- _PROBLEM_
Each line of the listing needs to be given again exactly.
(MATERIAL TO PROCESS Opens)
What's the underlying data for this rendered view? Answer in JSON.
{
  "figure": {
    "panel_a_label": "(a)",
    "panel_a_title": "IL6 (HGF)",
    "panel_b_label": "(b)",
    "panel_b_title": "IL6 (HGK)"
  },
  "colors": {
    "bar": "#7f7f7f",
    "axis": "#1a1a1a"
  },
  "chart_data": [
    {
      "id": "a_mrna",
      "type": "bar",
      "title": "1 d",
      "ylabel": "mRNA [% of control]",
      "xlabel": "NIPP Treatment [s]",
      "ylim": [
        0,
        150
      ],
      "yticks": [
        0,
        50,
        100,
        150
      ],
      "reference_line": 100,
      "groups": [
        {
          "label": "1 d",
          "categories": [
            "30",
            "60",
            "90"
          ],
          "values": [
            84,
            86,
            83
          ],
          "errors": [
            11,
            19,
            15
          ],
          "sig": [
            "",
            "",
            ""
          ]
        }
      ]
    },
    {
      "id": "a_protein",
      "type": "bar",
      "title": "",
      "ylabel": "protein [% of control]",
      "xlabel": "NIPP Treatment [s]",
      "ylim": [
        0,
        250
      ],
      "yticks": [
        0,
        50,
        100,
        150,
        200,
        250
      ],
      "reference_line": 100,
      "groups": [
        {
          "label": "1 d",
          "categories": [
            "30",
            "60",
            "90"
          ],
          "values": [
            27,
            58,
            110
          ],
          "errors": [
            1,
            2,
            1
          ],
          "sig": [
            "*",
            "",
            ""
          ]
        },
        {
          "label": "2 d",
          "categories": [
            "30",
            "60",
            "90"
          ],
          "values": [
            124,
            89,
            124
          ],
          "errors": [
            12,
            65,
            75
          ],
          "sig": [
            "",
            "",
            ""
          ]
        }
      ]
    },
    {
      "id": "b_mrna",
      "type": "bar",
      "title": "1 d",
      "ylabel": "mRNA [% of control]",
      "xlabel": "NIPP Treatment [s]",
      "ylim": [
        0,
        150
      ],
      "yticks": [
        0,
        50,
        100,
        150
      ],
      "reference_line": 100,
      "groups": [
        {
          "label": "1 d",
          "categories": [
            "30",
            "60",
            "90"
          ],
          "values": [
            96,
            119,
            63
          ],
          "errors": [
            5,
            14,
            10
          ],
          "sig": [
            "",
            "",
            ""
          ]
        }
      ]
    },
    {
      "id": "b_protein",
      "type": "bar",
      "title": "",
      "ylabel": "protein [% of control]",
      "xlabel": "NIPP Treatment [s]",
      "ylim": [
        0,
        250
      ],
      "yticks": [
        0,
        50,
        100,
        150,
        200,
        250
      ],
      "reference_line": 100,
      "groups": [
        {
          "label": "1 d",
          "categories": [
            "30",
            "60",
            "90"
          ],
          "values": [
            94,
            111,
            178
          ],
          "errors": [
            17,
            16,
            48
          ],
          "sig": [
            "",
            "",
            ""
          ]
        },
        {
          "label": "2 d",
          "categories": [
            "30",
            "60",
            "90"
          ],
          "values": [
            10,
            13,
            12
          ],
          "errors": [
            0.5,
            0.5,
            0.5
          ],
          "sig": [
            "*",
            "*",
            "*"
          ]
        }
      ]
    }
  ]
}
(MATERIAL TO PROCESS Closes)
- _EXERCISE SOLUTION_
What's the underlying data for this rendered view? Answer in JSON.
{
  "figure": {
    "panel_a_label": "(a)",
    "panel_a_title": "IL6 (HGF)",
    "panel_b_label": "(b)",
    "panel_b_title": "IL6 (HGK)"
  },
  "colors": {
    "bar": "#7f7f7f",
    "axis": "#1a1a1a"
  },
  "chart_data": [
    {
      "id": "a_mrna",
      "type": "bar",
      "title": "1 d",
      "ylabel": "mRNA [% of control]",
      "xlabel": "NIPP Treatment [s]",
      "ylim": [
        0,
        150
      ],
      "yticks": [
        0,
        50,
        100,
        150
      ],
      "reference_line": 100,
      "groups": [
        {
          "label": "1 d",
          "categories": [
            "30",
            "60",
            "90"
          ],
          "values": [
            84,
            86,
            83
          ],
          "errors": [
            11,
            19,
            15
          ],
          "sig": [
            "",
            "",
            ""
          ]
        }
      ]
    },
    {
      "id": "a_protein",
      "type": "bar",
      "title": "",
      "ylabel": "protein [% of control]",
      "xlabel": "NIPP Treatment [s]",
      "ylim": [
        0,
        250
      ],
      "yticks": [
        0,
        50,
        100,
        150,
        200,
        250
      ],
      "reference_line": 100,
      "groups": [
        {
          "label": "1 d",
          "categories": [
            "30",
            "60",
            "90"
          ],
          "values": [
            27,
            58,
            110
          ],
          "errors": [
            1,
            2,
            1
          ],
          "sig": [
            "*",
            "",
            ""
          ]
        },
        {
          "label": "2 d",
          "categories": [
            "30",
            "60",
            "90"
          ],
          "values": [
            124,
            89,
            124
          ],
          "errors": [
            12,
            65,
            75
          ],
          "sig": [
            "",
            "",
            ""
          ]
        }
      ]
    },
    {
      "id": "b_mrna",
      "type": "bar",
      "title": "1 d",
      "ylabel": "mRNA [% of control]",
      "xlabel": "NIPP Treatment [s]",
      "ylim": [
        0,
        150
      ],
      "yticks": [
        0,
        50,
        100,
        150
      ],
      "reference_line": 100,
      "groups": [
        {
          "label": "1 d",
          "categories": [
            "30",
            "60",
            "90"
          ],
          "values": [
            96,
            119,
            63
          ],
          "errors": [
            5,
            14,
            10
          ],
          "sig": [
            "",
            "",
            ""
          ]
        }
      ]
    },
    {
      "id": "b_protein",
      "type": "bar",
      "title": "",
      "ylabel": "protein [% of control]",
      "xlabel": "NIPP Treatment [s]",
      "ylim": [
        0,
        250
      ],
      "yticks": [
        0,
        50,
        100,
        150,
        200,
        250
      ],
      "reference_line": 100,
      "groups": [
        {
          "label": "1 d",
          "categories": [
            "30",
            "60",
            "90"
          ],
          "values": [
            94,
            111,
            178
          ],
          "errors": [
            17,
            16,
            48
          ],
          "sig": [
            "",
            "",
            ""
          ]
        },
        {
          "label": "2 d",
          "categories": [
            "30",
            "60",
            "90"
          ],
          "values": [
            10,
            13,
            12
          ],
          "errors": [
            0.5,
            0.5,
            0.5
          ],
          "sig": [
            "*",
            "*",
            "*"
          ]
        }
      ]
    }
  ]
}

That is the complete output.